*Passage:*
WASHINGTON — The U.S. Supreme Court dealt a crippling blow Wednesday to unions representing millions of the nation’s public employees.
The justices said in a 5-4 opinion that state government workers who choose not to join a union cannot be compelled to pay a share of union dues for covering the cost of negotiating contracts. Unions had said such an outcome would cut off a source of income and diminish their political clout in the 23 states where they bargain for both members and non-members alike.
A recent non-partisan study predicted that a Supreme Court defeat would eventually cause public employee unions to lose 726,000 members, a significant blow in one of organized labor’s remaining strongholds. Nearly half of all union members in the U.S. are government employees.
President Donald Trump tweeted shortly after the ruling that it was a “Big loss of the coffers of the Democrats!”
Supreme Court rules in favor of non-union workers who are now, as an example, able to support a candidate of his or her choice without having those who control the Union deciding for them. Big loss for the coffers of the Democrats!

*Record excerpts:*
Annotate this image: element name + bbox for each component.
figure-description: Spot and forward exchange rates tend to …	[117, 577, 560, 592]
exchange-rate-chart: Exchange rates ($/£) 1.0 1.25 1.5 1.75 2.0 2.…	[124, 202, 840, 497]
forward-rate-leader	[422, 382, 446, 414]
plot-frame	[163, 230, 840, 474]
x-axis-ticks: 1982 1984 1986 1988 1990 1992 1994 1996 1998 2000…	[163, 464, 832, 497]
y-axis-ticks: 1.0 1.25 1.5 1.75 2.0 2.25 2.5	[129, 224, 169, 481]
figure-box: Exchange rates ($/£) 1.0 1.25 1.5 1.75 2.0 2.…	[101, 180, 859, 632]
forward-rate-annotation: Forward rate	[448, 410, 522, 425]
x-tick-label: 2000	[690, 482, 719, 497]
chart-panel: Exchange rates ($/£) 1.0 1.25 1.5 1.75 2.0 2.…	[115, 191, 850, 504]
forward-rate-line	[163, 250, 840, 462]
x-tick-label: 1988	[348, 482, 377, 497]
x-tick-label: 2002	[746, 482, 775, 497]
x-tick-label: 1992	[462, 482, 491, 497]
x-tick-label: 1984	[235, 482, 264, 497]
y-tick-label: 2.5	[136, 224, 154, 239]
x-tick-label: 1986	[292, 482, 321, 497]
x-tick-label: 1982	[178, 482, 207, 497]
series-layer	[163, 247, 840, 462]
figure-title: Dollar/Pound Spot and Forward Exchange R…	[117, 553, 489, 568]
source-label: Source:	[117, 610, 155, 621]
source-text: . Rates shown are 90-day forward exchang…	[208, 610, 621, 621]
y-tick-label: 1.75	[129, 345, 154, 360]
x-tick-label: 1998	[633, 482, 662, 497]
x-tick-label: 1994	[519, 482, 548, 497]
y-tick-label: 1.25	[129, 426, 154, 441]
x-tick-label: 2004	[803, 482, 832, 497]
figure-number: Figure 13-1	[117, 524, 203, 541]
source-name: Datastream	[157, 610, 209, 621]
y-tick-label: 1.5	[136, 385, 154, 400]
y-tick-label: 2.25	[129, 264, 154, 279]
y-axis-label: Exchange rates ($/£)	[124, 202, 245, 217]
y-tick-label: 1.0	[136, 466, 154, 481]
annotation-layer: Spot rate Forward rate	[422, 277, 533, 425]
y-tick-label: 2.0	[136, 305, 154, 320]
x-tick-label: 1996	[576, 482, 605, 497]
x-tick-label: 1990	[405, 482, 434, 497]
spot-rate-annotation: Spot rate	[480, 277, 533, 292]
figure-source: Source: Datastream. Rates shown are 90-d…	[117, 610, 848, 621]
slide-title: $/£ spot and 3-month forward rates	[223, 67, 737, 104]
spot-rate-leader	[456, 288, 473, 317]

*Work request A:*
Rewrite the paragraph of the Supreme Court article that begins "The justices said in a 5-4 opinion" as a short list, keeping its main facts.
*Work request B:*
Reproduce the part of the Supreme Court article starting with "President Donald Trump" and going on through "for the coffers of the Democrats!".
The items play no part in these tasks.

*Your response A:*
- In a 5-4 opinion, the justices ruled that state government workers who choose not to join a union cannot be compelled to pay a share of union dues to cover the cost of negotiating contracts.
- Unions had said this outcome would cut off a source of income and diminish their political clout in the 23 states where they bargain for members and non-members alike.

*Your response B:*
President Donald Trump tweeted shortly after the ruling that it was a “Big loss of the coffers of the Democrats!”
Supreme Court rules in favor of non-union workers who are now, as an example, able to support a candidate of his or her choice without having those who control the Union deciding for them. Big loss for the coffers of the Democrats!